→ Brano:
In ogni epoca il popolo di Dio ha avuto qualche problema con il tema dell’autorità a cui sottostare. Il popolo d’Israele che, diversamente dagli altri popoli, era una teocrazia (vale a dire un ambito in cui il governo viene esercitato da Dio), non fece seguire alle promesse di sottomissione del Sinai (Es 24:3, 7) la loro coerente applicazione. Ne sono esempi evidenti il periodo oscuro dei Giudici, quando

“ognuno faceva quello che gli pareva meglio”

(Gc 17:6; 21:25)

come pure la richiesta di un re indirizzata al vecchio Samuele (1Sa 8:4-5). L’assenza di autorità, con il diventare ciascuno legge a se stesso, o la ricerca di uomini forti che esercitino una autorità ben visibile, sono entrambi sintomi di una teocrazia che ha ceduto il posto al governo dell’uomo.

Anche la Chiesa, benché sia un corpo ben distinto da Israele sotto molti punti di vista, ne condivide il tipo di autorità che Dio le prepone. Anche nel caso della Chiesa si tratta di una autorità non umana e non visibile, distintamente indicata dalle parole di Gesù quando sottolineava la diversità tra la comunità dei suoi discepoli e le nazioni che hanno nei loro “grandi” dei dominatori: “ma non è così tra di voi” (Mt 20:25-26).

Il mondo di oggi oscilla tra l’eccesso del rifiuto di ogni autorità e quello opposto della ricerca di uomini forti che mettano ordine alla confusione sociale e morale conseguenti al primo eccesso. La parola profetica (2P 1:19) ci informa del progressivo acuirsi di queste due tendenze apparentemente contraddittorie, in effetti segnali di un unico problema di fondo: il rifiuto dell’autorità divina (2Ti 3:1-5; 2Te 2:3-12).

Ne saremo anche noi condizionati? Quale atteggiamento deve avere la Chiesa? A quale autorità deve sottostare?

Gesù, unico Capo della Chiesa

Riporto questi due passaggi basilari:

“Ogni cosa egli (il Padre) ha posta sotto i suoi piedi (di Cristo) e lo ha dato per capo supremo alla Chiesa, che è il corpo di lui, il compimento di colui che porta a compimento ogni cosa in tutti”

(Ef 1:22-23)

“Egli è il capo del corpo, cioè della Chiesa”

(Cl 1:18)

Dunque, il Capo della Chiesa è il Signore Gesù e questo ruolo di autorità gli è stato assegnato dal Padre che lo ha glorificato a seguito della sua morte e della sua risurrezione.

(Annotazioni sull'impaginazione delle immagini)
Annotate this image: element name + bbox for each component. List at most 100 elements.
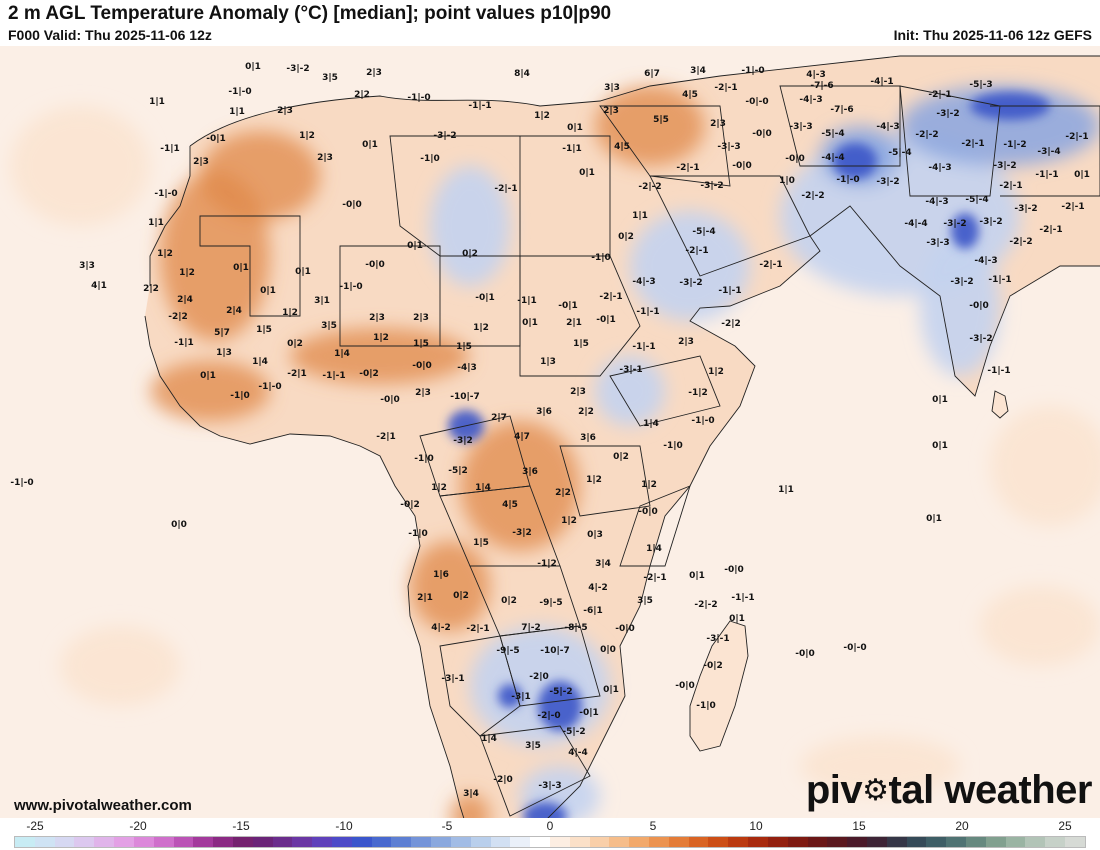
- point-value-label: -2|2: [721, 319, 741, 329]
- colorbar-segment: [450, 837, 471, 847]
- colorbar-segment: [391, 837, 412, 847]
- map-header: 2 m AGL Temperature Anomaly (°C) [median…: [0, 0, 1100, 46]
- point-value-label: 1|1: [778, 485, 794, 495]
- point-value-label: 0|1: [233, 263, 249, 273]
- point-value-label: 8|4: [514, 69, 530, 79]
- colorbar-segment: [589, 837, 610, 847]
- point-value-label: -0|0: [795, 649, 815, 659]
- point-value-label: -4|-1: [870, 77, 894, 87]
- point-value-label: -2|-2: [694, 600, 718, 610]
- point-value-label: 2|2: [143, 284, 159, 294]
- point-value-label: 1|2: [282, 308, 298, 318]
- point-value-label: 2|3: [366, 68, 382, 78]
- colorbar-segment: [1065, 837, 1085, 847]
- colorbar-segment: [34, 837, 55, 847]
- point-value-label: -1|2: [688, 388, 708, 398]
- point-value-label: -0|1: [558, 301, 578, 311]
- point-value-label: 1|2: [473, 323, 489, 333]
- point-value-label: 2|3: [415, 388, 431, 398]
- colorbar-segment: [411, 837, 432, 847]
- point-value-label: -3|-1: [441, 674, 465, 684]
- point-value-label: -3|-1: [706, 634, 730, 644]
- point-value-label: -3|-2: [993, 161, 1017, 171]
- point-value-label: 1|5: [573, 339, 589, 349]
- point-value-label: -1|-1: [718, 286, 742, 296]
- point-value-label: -0|0: [675, 681, 695, 691]
- point-value-label: 0|1: [579, 168, 595, 178]
- website-url[interactable]: www.pivotalweather.com: [14, 797, 192, 814]
- point-value-label: -1|-1: [731, 593, 755, 603]
- point-value-label: 1|4: [334, 349, 350, 359]
- point-value-label: -2|-1: [643, 573, 667, 583]
- point-value-label: 0|1: [567, 123, 583, 133]
- point-value-label: -3|1: [511, 692, 531, 702]
- point-value-label: -3|-4: [1037, 147, 1061, 157]
- land-fill: [145, 56, 1100, 818]
- point-value-label: -2|-1: [1061, 202, 1085, 212]
- logo-text-start: piv: [805, 768, 863, 812]
- point-value-label: -3|-2: [936, 109, 960, 119]
- colorbar-segment: [1005, 837, 1026, 847]
- point-value-label: -0|1: [206, 134, 226, 144]
- colorbar-segment: [1045, 837, 1066, 847]
- colorbar-segment: [510, 837, 531, 847]
- point-value-label: -3|-2: [969, 334, 993, 344]
- colorbar-segment: [708, 837, 729, 847]
- point-value-label: -3|-3: [538, 781, 562, 791]
- point-value-label: -0|2: [400, 500, 420, 510]
- point-value-label: 0|1: [407, 241, 423, 251]
- point-value-label: 1|4: [252, 357, 268, 367]
- anomaly-map[interactable]: 0|1 -3|-2 3|5 2|3 -1|-0 2|2 -1|-0 1|1 1|1 2|3 -1|-…: [0, 46, 1100, 818]
- point-value-label: 0|1: [932, 441, 948, 451]
- point-value-label: -3|-2: [286, 64, 310, 74]
- point-value-label: -1|2: [537, 559, 557, 569]
- point-value-label: 1|4: [481, 734, 497, 744]
- point-value-label: 0|1: [689, 571, 705, 581]
- colorbar-segment: [748, 837, 768, 847]
- colorbar-segment: [926, 837, 947, 847]
- point-value-label: -1|1: [517, 296, 537, 306]
- point-value-label: -4|-3: [974, 256, 998, 266]
- point-value-label: 2|3: [710, 119, 726, 129]
- point-value-label: -6|1: [583, 606, 603, 616]
- madagascar: [689, 620, 749, 752]
- point-value-label: -1|-0: [154, 189, 178, 199]
- point-value-label: 0|1: [926, 514, 942, 524]
- colorbar-segment: [153, 837, 174, 847]
- colorbar-segment: [609, 837, 630, 847]
- point-value-label: 0|1: [603, 685, 619, 695]
- point-value-label: 2|3: [277, 106, 293, 116]
- point-value-label: -0|0: [380, 395, 400, 405]
- point-value-label: 0|1: [932, 395, 948, 405]
- point-value-label: -4|-3: [925, 197, 949, 207]
- colorbar-legend: -25 -20 -15 -10 -5 0 5 10 15 20 25: [0, 818, 1100, 850]
- point-value-label: 3|6: [536, 407, 552, 417]
- point-value-label: -0|0: [969, 301, 989, 311]
- point-value-label: -0|0: [724, 565, 744, 575]
- colorbar-tick-label: -25: [26, 819, 44, 833]
- point-value-label: 3|6: [580, 433, 596, 443]
- point-value-label: 4|5: [614, 142, 630, 152]
- point-value-label: -1|-0: [741, 66, 765, 76]
- point-value-label: -0|0: [615, 624, 635, 634]
- point-value-label: -2|-2: [915, 130, 939, 140]
- colorbar-segment: [985, 837, 1006, 847]
- sri-lanka: [991, 390, 1009, 419]
- point-value-label: -1|0: [663, 441, 683, 451]
- point-value-label: 1|5: [413, 339, 429, 349]
- colorbar-segment: [332, 837, 352, 847]
- point-value-label: -0|1: [475, 293, 495, 303]
- init-time: Init: Thu 2025-11-06 12z GEFS: [893, 27, 1092, 43]
- point-value-label: -0|0: [365, 260, 385, 270]
- point-value-label: -1|0: [230, 391, 250, 401]
- point-value-label: 1|2: [641, 480, 657, 490]
- point-value-label: 2|2: [555, 488, 571, 498]
- point-value-label: -2|-2: [1009, 237, 1033, 247]
- point-value-label: -0|1: [579, 708, 599, 718]
- point-value-label: 0|3: [587, 530, 603, 540]
- colorbar-tick-label: -5: [441, 819, 453, 833]
- colorbar-segment: [371, 837, 392, 847]
- point-value-label: -10|-7: [450, 392, 480, 402]
- point-value-label: -1|-1: [632, 342, 656, 352]
- point-value-label: 0|2: [287, 339, 303, 349]
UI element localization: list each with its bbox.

→ Obiettivo: Indica, in base al brano sull'autorità nella Chiesa, chi ha assegnato a Gesù il ruolo di Capo della Chiesa.

→ Risposta: Il Padre, che lo ha glorificato a seguito della sua morte e della sua risurrezione.